TASK GOAL: From the entries that follow, pick out all lines holding "useful".

SOURCE MATERIAL:
******************************

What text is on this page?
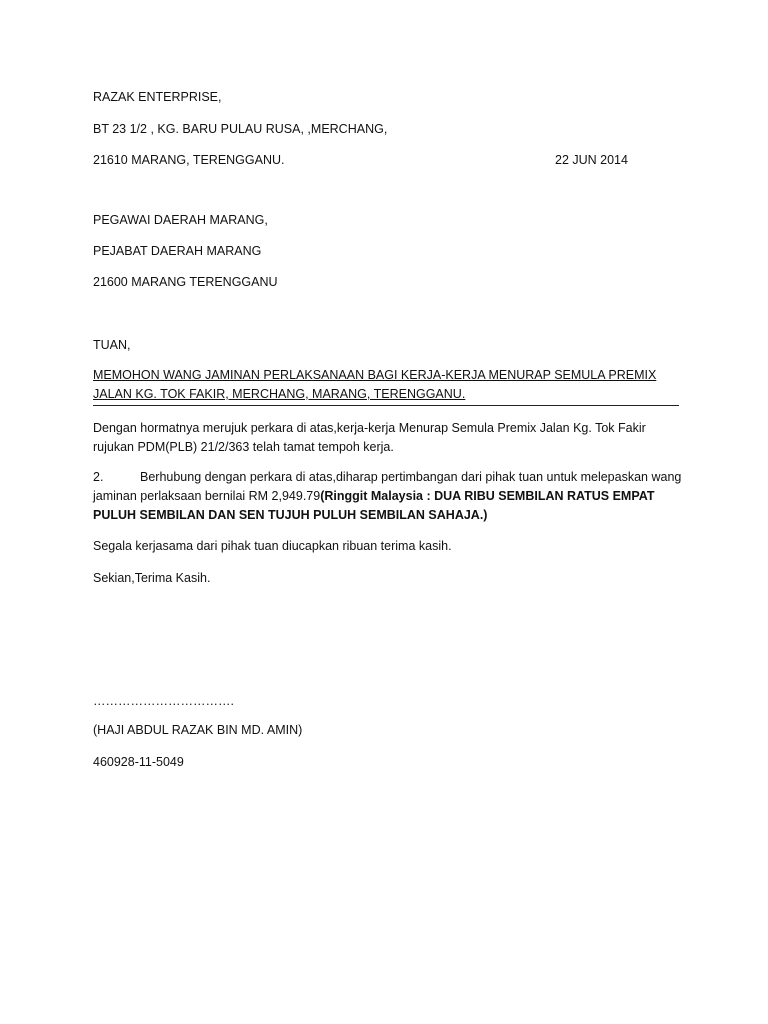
RAZAK ENTERPRISE,
BT 23 1/2 , KG. BARU PULAU RUSA, ,MERCHANG,
21610 MARANG, TERENGGANU.	22 JUN 2014
PEGAWAI DAERAH MARANG,
PEJABAT DAERAH MARANG
21600 MARANG TERENGGANU
TUAN,
MEMOHON WANG JAMINAN PERLAKSANAAN BAGI KERJA-KERJA MENURAP SEMULA PREMIX JALAN KG. TOK FAKIR, MERCHANG, MARANG, TERENGGANU.
Dengan hormatnya merujuk perkara di atas,kerja-kerja Menurap Semula Premix Jalan Kg. Tok Fakir rujukan PDM(PLB) 21/2/363 telah tamat tempoh kerja.
2.	Berhubung dengan perkara di atas,diharap pertimbangan dari pihak tuan untuk melepaskan wang jaminan perlaksaan bernilai RM 2,949.79(Ringgit Malaysia : DUA RIBU SEMBILAN RATUS EMPAT PULUH SEMBILAN DAN SEN TUJUH PULUH SEMBILAN SAHAJA.)
Segala kerjasama dari pihak tuan diucapkan ribuan terima kasih.
Sekian,Terima Kasih.
…………………………….
(HAJI ABDUL RAZAK BIN MD. AMIN)
460928-11-5049
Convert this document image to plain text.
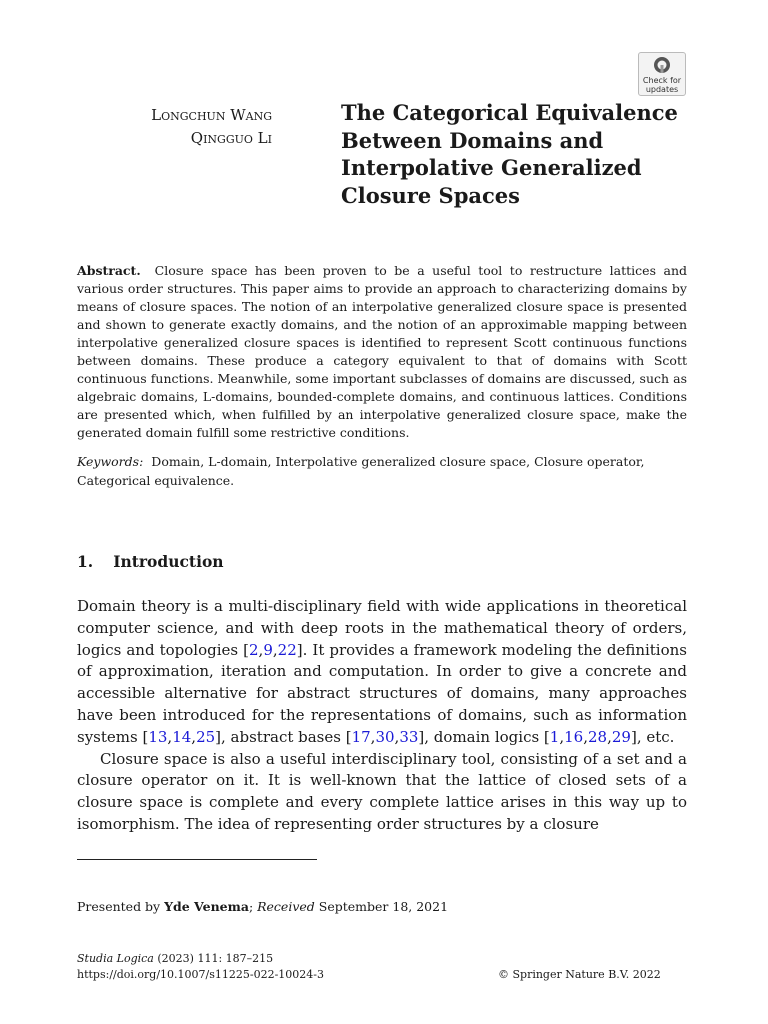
Check for
updates
Longchun Wang
Qingguo Li
The Categorical Equivalence
Between Domains and
Interpolative Generalized
Closure Spaces
Abstract. Closure space has been proven to be a useful tool to restructure lattices and various order structures. This paper aims to provide an approach to characterizing domains by means of closure spaces. The notion of an interpolative generalized closure space is presented and shown to generate exactly domains, and the notion of an approximable mapping between interpolative generalized closure spaces is identified to represent Scott continuous functions between domains. These produce a category equivalent to that of domains with Scott continuous functions. Meanwhile, some important subclasses of domains are discussed, such as algebraic domains, L-domains, bounded-complete domains, and continuous lattices. Conditions are presented which, when fulfilled by an interpolative generalized closure space, make the generated domain fulfill some restrictive conditions.
Keywords: Domain, L-domain, Interpolative generalized closure space, Closure operator, Categorical equivalence.
1. Introduction

Domain theory is a multi-disciplinary field with wide applications in theoretical computer science, and with deep roots in the mathematical theory of orders, logics and topologies [2,9,22]. It provides a framework modeling the definitions of approximation, iteration and computation. In order to give a concrete and accessible alternative for abstract structures of domains, many approaches have been introduced for the representations of domains, such as information systems [13,14,25], abstract bases [17,30,33], domain logics [1,16,28,29], etc.

Closure space is also a useful interdisciplinary tool, consisting of a set and a closure operator on it. It is well-known that the lattice of closed sets of a closure space is complete and every complete lattice arises in this way up to isomorphism. The idea of representing order structures by a closure

Presented by Yde Venema; Received September 18, 2021
Studia Logica (2023) 111: 187–215
https://doi.org/10.1007/s11225-022-10024-3	© Springer Nature B.V. 2022
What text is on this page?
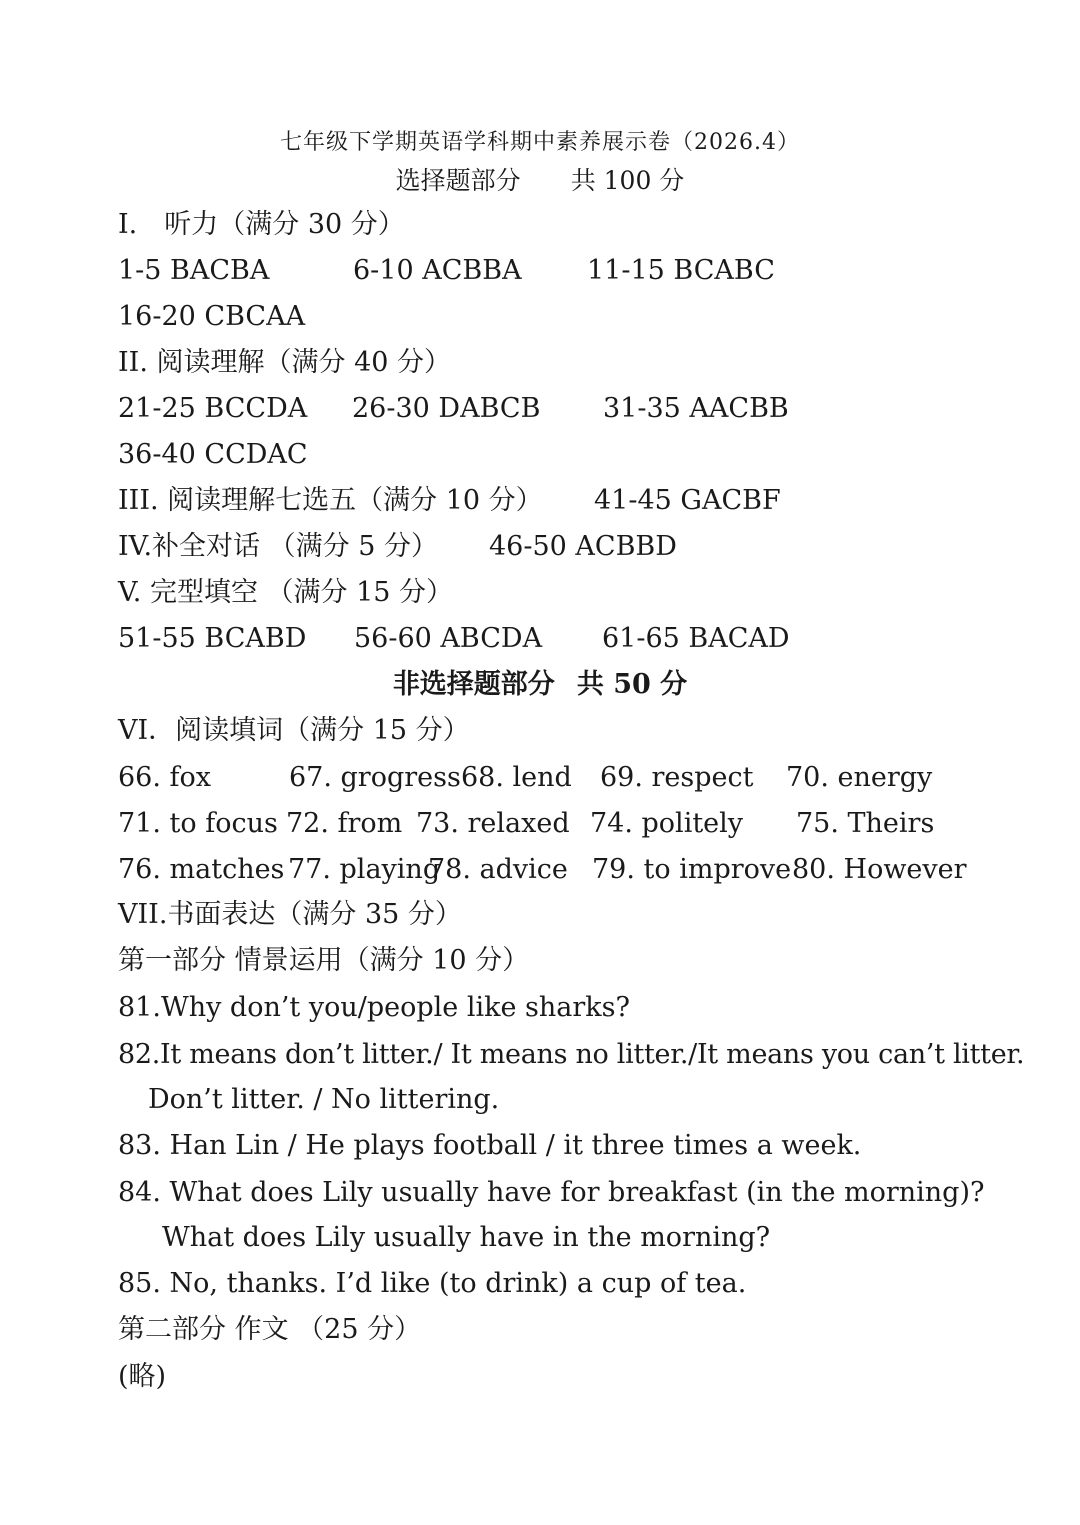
七年级下学期英语学科期中素养展示卷（2026.4）
选择题部分 共 100 分
I.　听力（满分 30 分）
1-5 BACBA	6-10 ACBBA 11-15 BCABC
16-20 CBCAA
II. 阅读理解（满分 40 分）
21-25 BCCDA 26-30 DABCB 31-35 AACBB
36-40 CCDAC
III. 阅读理解七选五（满分 10 分） 41-45 GACBF
IV.补全对话 （满分 5 分） 46-50 ACBBD
V. 完型填空 （满分 15 分）
51-55 BCABD 56-60 ABCDA 61-65 BACAD
非选择题部分 共 50 分
VI．阅读填词（满分 15 分）
66. fox	67. grogress 68. lend 69. respect 70. energy
71. to focus 72. from 73. relaxed 74. politely 75. Theirs
76. matches 77. playing
78. advice 79. to improve 80. However
VII.书面表达（满分 35 分）
第一部分 情景运用（满分 10 分）
81.Why don’t you/people like sharks?
82.It means don’t litter./ It means no litter./It means you can’t litter.
Don’t litter. / No littering.
83. Han Lin / He plays football / it three times a week.
84. What does Lily usually have for breakfast (in the morning)?
What does Lily usually have in the morning?
85. No, thanks. I’d like (to drink) a cup of tea.
第二部分 作文 （25 分）
(略)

******************************

WRITTEN RESPONSE:
Abstract. Closure space has been proven to be a useful tool to restructure lattices and various order structures. This paper aims to provide an approach to characterizing domains by means of closure spaces. The notion of an interpolative generalized closure space is presented and shown to generate exactly domains, and the notion of an approximable mapping between interpolative generalized closure spaces is identified to represent Scott continuous functions between domains. These produce a category equivalent to that of domains with Scott continuous functions. Meanwhile, some important subclasses of domains are discussed, such as algebraic domains, L-domains, bounded-complete domains, and continuous lattices. Conditions are presented which, when fulfilled by an interpolative generalized closure space, make the generated domain fulfill some restrictive conditions.
Closure space is also a useful interdisciplinary tool, consisting of a set and a closure operator on it. It is well-known that the lattice of closed sets of a closure space is complete and every complete lattice arises in this way up to isomorphism. The idea of representing order structures by a closure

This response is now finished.